# What is required:
Extract the text of each entry below exactly, leaving every image behind.

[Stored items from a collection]
::::::

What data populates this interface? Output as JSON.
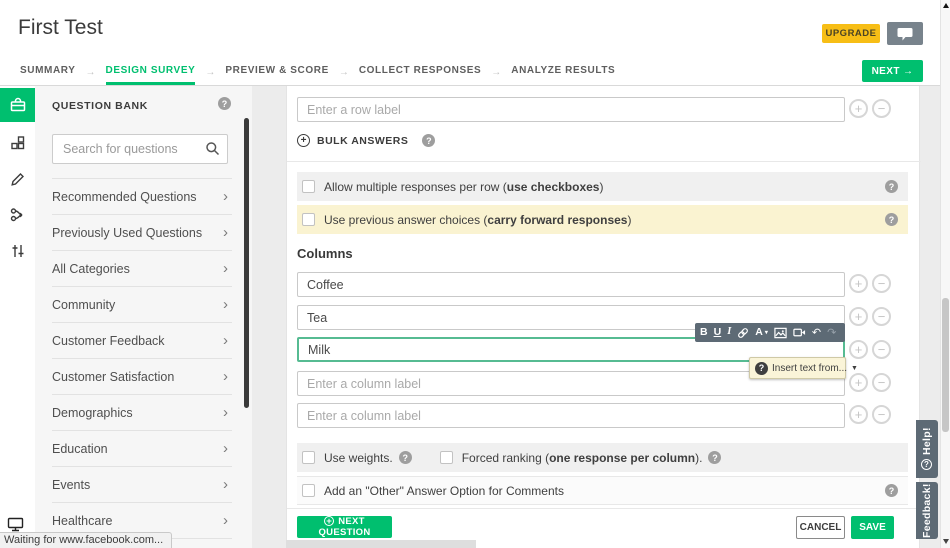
{
  "header": {
    "title": "First Test",
    "upgrade": "UPGRADE"
  },
  "nav": {
    "tabs": [
      "SUMMARY",
      "DESIGN SURVEY",
      "PREVIEW & SCORE",
      "COLLECT RESPONSES",
      "ANALYZE RESULTS"
    ],
    "active_tab": "DESIGN SURVEY",
    "separator": "→",
    "next": "NEXT",
    "next_arrow": "→"
  },
  "sidebar": {
    "title": "QUESTION BANK",
    "search_placeholder": "Search for questions",
    "items": [
      "Recommended Questions",
      "Previously Used Questions",
      "All Categories",
      "Community",
      "Customer Feedback",
      "Customer Satisfaction",
      "Demographics",
      "Education",
      "Events",
      "Healthcare"
    ]
  },
  "question_editor": {
    "row_placeholder": "Enter a row label",
    "bulk_answers": "BULK ANSWERS",
    "allow_multiple": {
      "pre": "Allow multiple responses per row (",
      "bold": "use checkboxes",
      "post": ")"
    },
    "previous_answers": {
      "pre": "Use previous answer choices (",
      "bold": "carry forward responses",
      "post": ")"
    },
    "columns_heading": "Columns",
    "columns": [
      "Coffee",
      "Tea",
      "Milk"
    ],
    "column_placeholder": "Enter a column label",
    "insert_text_from": "Insert text from...",
    "use_weights": "Use weights.",
    "forced_ranking": {
      "pre": "Forced ranking (",
      "bold": "one response per column",
      "post": ")."
    },
    "other_option": "Add an \"Other\" Answer Option for Comments",
    "next_question": "NEXT QUESTION",
    "cancel": "CANCEL",
    "save": "SAVE"
  },
  "toolbar": {
    "bold": "B",
    "underline": "U",
    "italic": "I",
    "font": "A",
    "caret": "▾",
    "undo": "↶",
    "redo": "↷"
  },
  "widgets": {
    "help": "Help!",
    "feedback": "Feedback!",
    "status": "Waiting for www.facebook.com...",
    "plus": "+",
    "minus": "−",
    "chevron": "›",
    "question": "?",
    "dropdown_caret": "▼"
  },
  "colors": {
    "green": "#00BF6F",
    "upgrade_yellow": "#F7BE16",
    "slate": "#5D6A75",
    "highlight_row": "#FAF3D1",
    "row_gray": "#F0F0F0",
    "focus_border": "#56BB92"
  }
}
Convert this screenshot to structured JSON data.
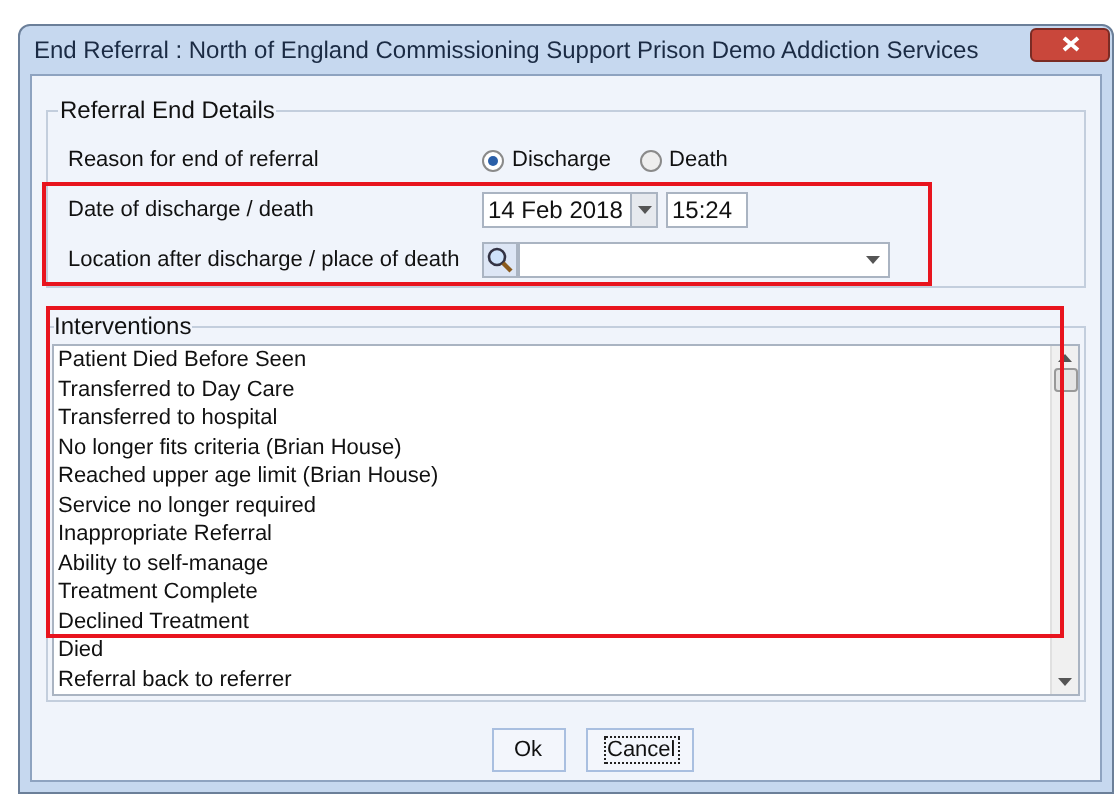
{
  "window": {
    "title": "End Referral : North of England Commissioning Support Prison Demo Addiction Services"
  },
  "details": {
    "title": "Referral End Details",
    "reason_label": "Reason for end of referral",
    "reasons": [
      {
        "label": "Discharge",
        "selected": true
      },
      {
        "label": "Death",
        "selected": false
      }
    ],
    "date_label": "Date of discharge / death",
    "date": "14 Feb 2018",
    "time": "15:24",
    "location_label": "Location after discharge / place of death"
  },
  "interventions": {
    "title": "Interventions",
    "items": [
      "Patient Died Before Seen",
      "Transferred to Day Care",
      "Transferred to hospital",
      "No longer fits criteria (Brian House)",
      "Reached upper age limit (Brian House)",
      "Service no longer required",
      "Inappropriate Referral",
      "Ability to self-manage",
      "Treatment Complete",
      "Declined Treatment",
      "Died",
      "Referral back to referrer"
    ]
  },
  "buttons": [
    {
      "label": "Ok",
      "focused": false
    },
    {
      "label": "Cancel",
      "focused": true
    }
  ]
}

::::::

# Written response:
What data populates this interface? Output as JSON.
{
  "header": {
    "title": "First Test",
    "upgrade": "UPGRADE"
  },
  "nav": {
    "tabs": [
      "SUMMARY",
      "DESIGN SURVEY",
      "PREVIEW & SCORE",
      "COLLECT RESPONSES",
      "ANALYZE RESULTS"
    ],
    "active_tab": "DESIGN SURVEY",
    "separator": "→",
    "next": "NEXT",
    "next_arrow": "→"
  },
  "sidebar": {
    "title": "QUESTION BANK",
    "search_placeholder": "Search for questions",
    "items": [
      "Recommended Questions",
      "Previously Used Questions",
      "All Categories",
      "Community",
      "Customer Feedback",
      "Customer Satisfaction",
      "Demographics",
      "Education",
      "Events",
      "Healthcare"
    ]
  },
  "question_editor": {
    "row_placeholder": "Enter a row label",
    "bulk_answers": "BULK ANSWERS",
    "allow_multiple": {
      "pre": "Allow multiple responses per row (",
      "bold": "use checkboxes",
      "post": ")"
    },
    "previous_answers": {
      "pre": "Use previous answer choices (",
      "bold": "carry forward responses",
      "post": ")"
    },
    "columns_heading": "Columns",
    "columns": [
      "Coffee",
      "Tea",
      "Milk"
    ],
    "column_placeholder": "Enter a column label",
    "insert_text_from": "Insert text from...",
    "use_weights": "Use weights.",
    "forced_ranking": {
      "pre": "Forced ranking (",
      "bold": "one response per column",
      "post": ")."
    },
    "other_option": "Add an \"Other\" Answer Option for Comments",
    "next_question": "NEXT QUESTION",
    "cancel": "CANCEL",
    "save": "SAVE"
  },
  "toolbar": {
    "bold": "B",
    "underline": "U",
    "italic": "I",
    "font": "A",
    "caret": "▾",
    "undo": "↶",
    "redo": "↷"
  },
  "widgets": {
    "help": "Help!",
    "feedback": "Feedback!",
    "status": "Waiting for www.facebook.com...",
    "plus": "+",
    "minus": "−",
    "chevron": "›",
    "question": "?",
    "dropdown_caret": "▼"
  },
  "colors": {
    "green": "#00BF6F",
    "upgrade_yellow": "#F7BE16",
    "slate": "#5D6A75",
    "highlight_row": "#FAF3D1",
    "row_gray": "#F0F0F0",
    "focus_border": "#56BB92"
  }
}
Convert this screenshot to structured JSON data.
{
  "window": {
    "title": "End Referral : North of England Commissioning Support Prison Demo Addiction Services"
  },
  "details": {
    "title": "Referral End Details",
    "reason_label": "Reason for end of referral",
    "reasons": [
      {
        "label": "Discharge",
        "selected": true
      },
      {
        "label": "Death",
        "selected": false
      }
    ],
    "date_label": "Date of discharge / death",
    "date": "14 Feb 2018",
    "time": "15:24",
    "location_label": "Location after discharge / place of death"
  },
  "interventions": {
    "title": "Interventions",
    "items": [
      "Patient Died Before Seen",
      "Transferred to Day Care",
      "Transferred to hospital",
      "No longer fits criteria (Brian House)",
      "Reached upper age limit (Brian House)",
      "Service no longer required",
      "Inappropriate Referral",
      "Ability to self-manage",
      "Treatment Complete",
      "Declined Treatment",
      "Died",
      "Referral back to referrer"
    ]
  },
  "buttons": [
    {
      "label": "Ok",
      "focused": false
    },
    {
      "label": "Cancel",
      "focused": true
    }
  ]
}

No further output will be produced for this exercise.